WHAT THE TASK ASKS: Quote the records that follow in full and exactly; leave out the pictures.

GIVEN RECORDS:
** Start **

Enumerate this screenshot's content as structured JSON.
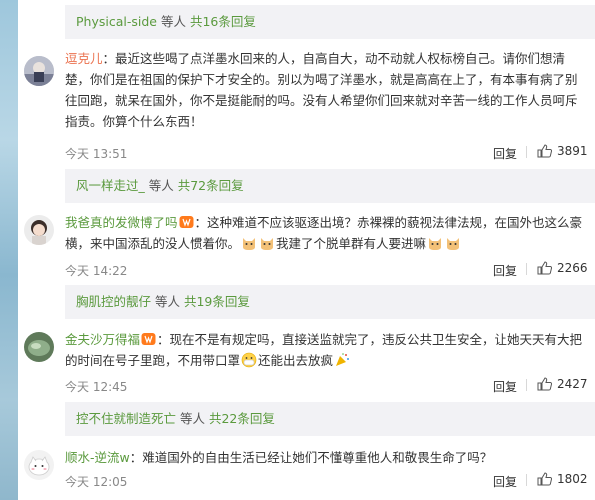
{
  "threads": [
    {
      "user": "Physical-side",
      "mid": " 等人 ",
      "count": "共16条回复",
      "comment": {
        "username": "逗克儿",
        "text": "：最近这些喝了点洋墨水回来的人，自高自大，动不动就人权标榜自己。请你们想清楚，你们是在祖国的保护下才安全的。别以为喝了洋墨水，就是高高在上了，有本事有病了别往回跑，就呆在国外，你不是挺能耐的吗。没有人希望你们回来就对辛苦一线的工作人员呵斥指责。你算个什么东西！",
        "time": "今天 13:51",
        "reply": "回复",
        "likes": "3891"
      }
    },
    {
      "user": "风一样走过_",
      "mid": " 等人 ",
      "count": "共72条回复",
      "comment": {
        "username": "我爸真的发微博了吗",
        "text1": "：这种难道不应该驱逐出境？赤裸裸的藐视法律法规，在国外也这么豪横，来中国添乱的没人惯着你。",
        "text2": "我建了个脱单群有人要进嘛",
        "time": "今天 14:22",
        "reply": "回复",
        "likes": "2266"
      }
    },
    {
      "user": "胸肌控的靓仔",
      "mid": " 等人 ",
      "count": "共19条回复",
      "comment": {
        "username": "金夫沙万得福",
        "text1": "：现在不是有规定吗，直接送监就完了，违反公共卫生安全，让她天天有大把的时间在号子里跑，不用带口罩",
        "text2": "还能出去放疯",
        "time": "今天 12:45",
        "reply": "回复",
        "likes": "2427"
      }
    },
    {
      "user": "控不住就制造死亡",
      "mid": " 等人 ",
      "count": "共22条回复",
      "comment": {
        "username": "顺水-逆流w",
        "text": "：难道国外的自由生活已经让她们不懂尊重他人和敬畏生命了吗？",
        "time": "今天 12:05",
        "reply": "回复",
        "likes": "1802"
      }
    }
  ],
  "icons": {
    "badge": "vip-badge-icon",
    "like": "thumbs-up-icon",
    "emoji_cat": "cat-face-icon",
    "emoji_mask": "mask-face-icon",
    "emoji_trumpet": "party-trumpet-icon"
  },
  "colors": {
    "link_green": "#5b9a3e",
    "username_orange": "#eb7350",
    "sub_bar_bg": "#f2f2f5",
    "meta_gray": "#888888"
  }
}
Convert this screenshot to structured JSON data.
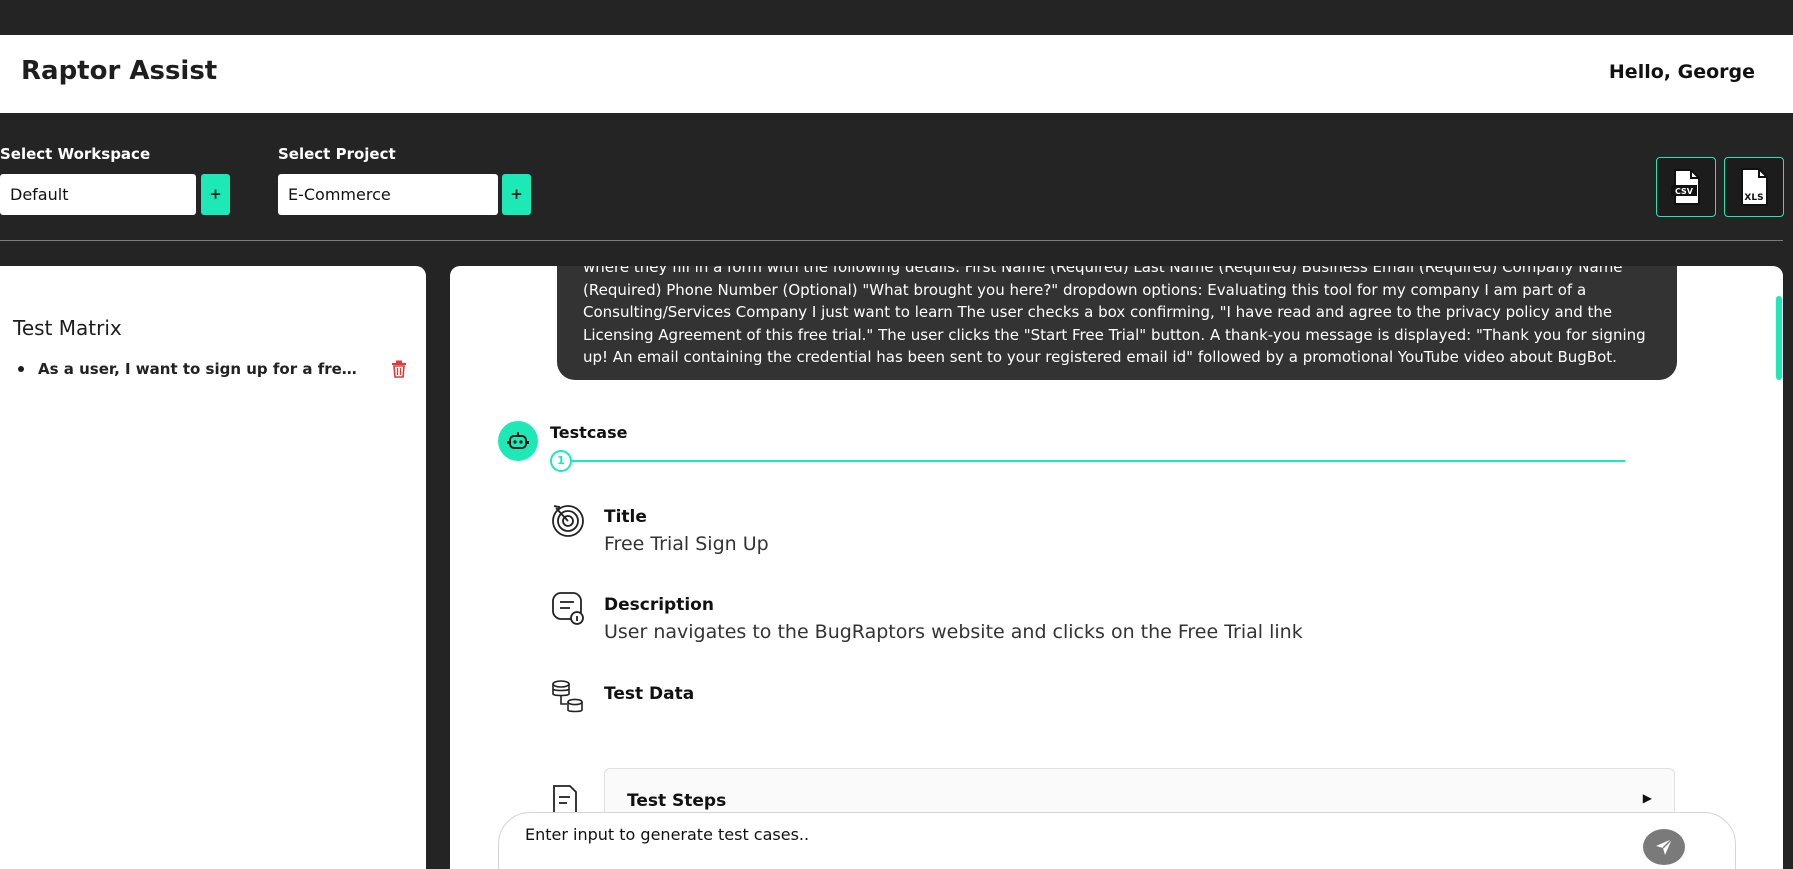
{
  "app": {
    "title": "Raptor Assist",
    "greeting": "Hello, George"
  },
  "toolbar": {
    "workspace": {
      "label": "Select Workspace",
      "value": "Default",
      "add_label": "+"
    },
    "project": {
      "label": "Select Project",
      "value": "E-Commerce",
      "add_label": "+"
    },
    "downloads": [
      {
        "icon": "csv-file-icon",
        "label": "CSV"
      },
      {
        "icon": "xls-file-icon",
        "label": "XLS"
      }
    ]
  },
  "sidebar": {
    "title": "Test Matrix",
    "items": [
      {
        "text": "As a user, I want to sign up for a free trial",
        "icon": "trash-icon"
      }
    ]
  },
  "chat": {
    "user_message": "where they fill in a form with the following details: First Name (Required) Last Name (Required) Business Email (Required) Company Name (Required) Phone Number (Optional) \"What brought you here?\" dropdown options: Evaluating this tool for my company I am part of a Consulting/Services Company I just want to learn The user checks a box confirming, \"I have read and agree to the privacy policy and the Licensing Agreement of this free trial.\" The user clicks the \"Start Free Trial\" button. A thank-you message is displayed: \"Thank you for signing up! An email containing the credential has been sent to your registered email id\" followed by a promotional YouTube video about BugBot.",
    "testcase": {
      "label": "Testcase",
      "step_number": "1",
      "title_label": "Title",
      "title_value": "Free Trial Sign Up",
      "description_label": "Description",
      "description_value": "User navigates to the BugRaptors website and clicks on the Free Trial link",
      "test_data_label": "Test Data",
      "test_steps_label": "Test Steps",
      "expand_arrow": "▶"
    },
    "input": {
      "placeholder": "Enter input to generate test cases.."
    }
  },
  "colors": {
    "accent": "#1de9b6",
    "dark": "#242424",
    "bubble": "#333333",
    "danger": "#e53935"
  }
}
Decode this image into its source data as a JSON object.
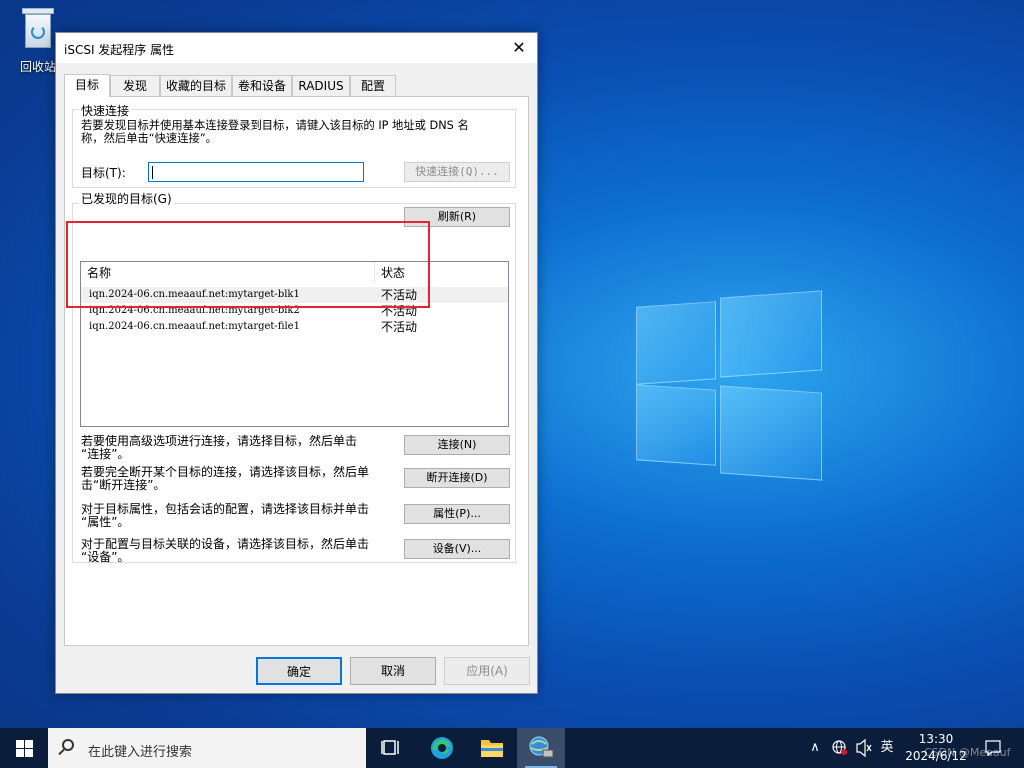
{
  "desktop": {
    "recycle_bin_label": "回收站"
  },
  "dialog": {
    "title": "iSCSI 发起程序 属性",
    "close_glyph": "✕",
    "tabs": [
      "目标",
      "发现",
      "收藏的目标",
      "卷和设备",
      "RADIUS",
      "配置"
    ],
    "active_tab": "目标",
    "quick_connect": {
      "group_title": "快速连接",
      "description_line1": "若要发现目标并使用基本连接登录到目标，请键入该目标的 IP 地址或 DNS 名",
      "description_line2": "称，然后单击“快速连接”。",
      "target_label": "目标(T):",
      "target_value": "",
      "button": "快速连接(Q)..."
    },
    "discovered": {
      "group_title": "已发现的目标(G)",
      "refresh_button": "刷新(R)",
      "columns": [
        "名称",
        "状态"
      ],
      "rows": [
        {
          "name": "iqn.2024-06.cn.meaauf.net:mytarget-blk1",
          "status": "不活动"
        },
        {
          "name": "iqn.2024-06.cn.meaauf.net:mytarget-blk2",
          "status": "不活动"
        },
        {
          "name": "iqn.2024-06.cn.meaauf.net:mytarget-file1",
          "status": "不活动"
        }
      ]
    },
    "actions": [
      {
        "line1": "若要使用高级选项进行连接，请选择目标，然后单击",
        "line2": "“连接”。",
        "button": "连接(N)"
      },
      {
        "line1": "若要完全断开某个目标的连接，请选择该目标，然后单",
        "line2": "击“断开连接”。",
        "button": "断开连接(D)"
      },
      {
        "line1": "对于目标属性，包括会话的配置，请选择该目标并单击",
        "line2": "“属性”。",
        "button": "属性(P)..."
      },
      {
        "line1": "对于配置与目标关联的设备，请选择该目标，然后单击",
        "line2": "“设备”。",
        "button": "设备(V)..."
      }
    ],
    "buttons": {
      "ok": "确定",
      "cancel": "取消",
      "apply": "应用(A)"
    }
  },
  "taskbar": {
    "search_placeholder": "在此键入进行搜索",
    "ime": "英",
    "time": "13:30",
    "date": "2024/6/12",
    "tray_chevron": "∧",
    "pinned": [
      "task-view",
      "edge",
      "file-explorer",
      "iscsi-initiator"
    ]
  },
  "watermark": "CSDN @Meaauf",
  "colors": {
    "accent": "#0078d7",
    "highlight_box": "#e0262e",
    "taskbar": "#0a1e3c"
  }
}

** End **

SOLVED PROBLEM:
Enumerate this screenshot's content as structured JSON.
{
  "threads": [
    {
      "user": "Physical-side",
      "mid": " 等人 ",
      "count": "共16条回复",
      "comment": {
        "username": "逗克儿",
        "text": "：最近这些喝了点洋墨水回来的人，自高自大，动不动就人权标榜自己。请你们想清楚，你们是在祖国的保护下才安全的。别以为喝了洋墨水，就是高高在上了，有本事有病了别往回跑，就呆在国外，你不是挺能耐的吗。没有人希望你们回来就对辛苦一线的工作人员呵斥指责。你算个什么东西！",
        "time": "今天 13:51",
        "reply": "回复",
        "likes": "3891"
      }
    },
    {
      "user": "风一样走过_",
      "mid": " 等人 ",
      "count": "共72条回复",
      "comment": {
        "username": "我爸真的发微博了吗",
        "text1": "：这种难道不应该驱逐出境？赤裸裸的藐视法律法规，在国外也这么豪横，来中国添乱的没人惯着你。",
        "text2": "我建了个脱单群有人要进嘛",
        "time": "今天 14:22",
        "reply": "回复",
        "likes": "2266"
      }
    },
    {
      "user": "胸肌控的靓仔",
      "mid": " 等人 ",
      "count": "共19条回复",
      "comment": {
        "username": "金夫沙万得福",
        "text1": "：现在不是有规定吗，直接送监就完了，违反公共卫生安全，让她天天有大把的时间在号子里跑，不用带口罩",
        "text2": "还能出去放疯",
        "time": "今天 12:45",
        "reply": "回复",
        "likes": "2427"
      }
    },
    {
      "user": "控不住就制造死亡",
      "mid": " 等人 ",
      "count": "共22条回复",
      "comment": {
        "username": "顺水-逆流w",
        "text": "：难道国外的自由生活已经让她们不懂尊重他人和敬畏生命了吗？",
        "time": "今天 12:05",
        "reply": "回复",
        "likes": "1802"
      }
    }
  ],
  "icons": {
    "badge": "vip-badge-icon",
    "like": "thumbs-up-icon",
    "emoji_cat": "cat-face-icon",
    "emoji_mask": "mask-face-icon",
    "emoji_trumpet": "party-trumpet-icon"
  },
  "colors": {
    "link_green": "#5b9a3e",
    "username_orange": "#eb7350",
    "sub_bar_bg": "#f2f2f5",
    "meta_gray": "#888888"
  }
}
Convert this screenshot to structured JSON data.
{
  "app": {
    "title": "Raptor Assist",
    "greeting": "Hello, George"
  },
  "toolbar": {
    "workspace": {
      "label": "Select Workspace",
      "value": "Default",
      "add_label": "+"
    },
    "project": {
      "label": "Select Project",
      "value": "E-Commerce",
      "add_label": "+"
    },
    "downloads": [
      {
        "icon": "csv-file-icon",
        "label": "CSV"
      },
      {
        "icon": "xls-file-icon",
        "label": "XLS"
      }
    ]
  },
  "sidebar": {
    "title": "Test Matrix",
    "items": [
      {
        "text": "As a user, I want to sign up for a free trial",
        "icon": "trash-icon"
      }
    ]
  },
  "chat": {
    "user_message": "where they fill in a form with the following details: First Name (Required) Last Name (Required) Business Email (Required) Company Name (Required) Phone Number (Optional) \"What brought you here?\" dropdown options: Evaluating this tool for my company I am part of a Consulting/Services Company I just want to learn The user checks a box confirming, \"I have read and agree to the privacy policy and the Licensing Agreement of this free trial.\" The user clicks the \"Start Free Trial\" button. A thank-you message is displayed: \"Thank you for signing up! An email containing the credential has been sent to your registered email id\" followed by a promotional YouTube video about BugBot.",
    "testcase": {
      "label": "Testcase",
      "step_number": "1",
      "title_label": "Title",
      "title_value": "Free Trial Sign Up",
      "description_label": "Description",
      "description_value": "User navigates to the BugRaptors website and clicks on the Free Trial link",
      "test_data_label": "Test Data",
      "test_steps_label": "Test Steps",
      "expand_arrow": "▶"
    },
    "input": {
      "placeholder": "Enter input to generate test cases.."
    }
  },
  "colors": {
    "accent": "#1de9b6",
    "dark": "#242424",
    "bubble": "#333333",
    "danger": "#e53935"
  }
}
Decode this image into its source data as a JSON object.
{
  "desktop": {
    "recycle_bin_label": "回收站"
  },
  "dialog": {
    "title": "iSCSI 发起程序 属性",
    "close_glyph": "✕",
    "tabs": [
      "目标",
      "发现",
      "收藏的目标",
      "卷和设备",
      "RADIUS",
      "配置"
    ],
    "active_tab": "目标",
    "quick_connect": {
      "group_title": "快速连接",
      "description_line1": "若要发现目标并使用基本连接登录到目标，请键入该目标的 IP 地址或 DNS 名",
      "description_line2": "称，然后单击“快速连接”。",
      "target_label": "目标(T):",
      "target_value": "",
      "button": "快速连接(Q)..."
    },
    "discovered": {
      "group_title": "已发现的目标(G)",
      "refresh_button": "刷新(R)",
      "columns": [
        "名称",
        "状态"
      ],
      "rows": [
        {
          "name": "iqn.2024-06.cn.meaauf.net:mytarget-blk1",
          "status": "不活动"
        },
        {
          "name": "iqn.2024-06.cn.meaauf.net:mytarget-blk2",
          "status": "不活动"
        },
        {
          "name": "iqn.2024-06.cn.meaauf.net:mytarget-file1",
          "status": "不活动"
        }
      ]
    },
    "actions": [
      {
        "line1": "若要使用高级选项进行连接，请选择目标，然后单击",
        "line2": "“连接”。",
        "button": "连接(N)"
      },
      {
        "line1": "若要完全断开某个目标的连接，请选择该目标，然后单",
        "line2": "击“断开连接”。",
        "button": "断开连接(D)"
      },
      {
        "line1": "对于目标属性，包括会话的配置，请选择该目标并单击",
        "line2": "“属性”。",
        "button": "属性(P)..."
      },
      {
        "line1": "对于配置与目标关联的设备，请选择该目标，然后单击",
        "line2": "“设备”。",
        "button": "设备(V)..."
      }
    ],
    "buttons": {
      "ok": "确定",
      "cancel": "取消",
      "apply": "应用(A)"
    }
  },
  "taskbar": {
    "search_placeholder": "在此键入进行搜索",
    "ime": "英",
    "time": "13:30",
    "date": "2024/6/12",
    "tray_chevron": "∧",
    "pinned": [
      "task-view",
      "edge",
      "file-explorer",
      "iscsi-initiator"
    ]
  },
  "watermark": "CSDN @Meaauf",
  "colors": {
    "accent": "#0078d7",
    "highlight_box": "#e0262e",
    "taskbar": "#0a1e3c"
  }
}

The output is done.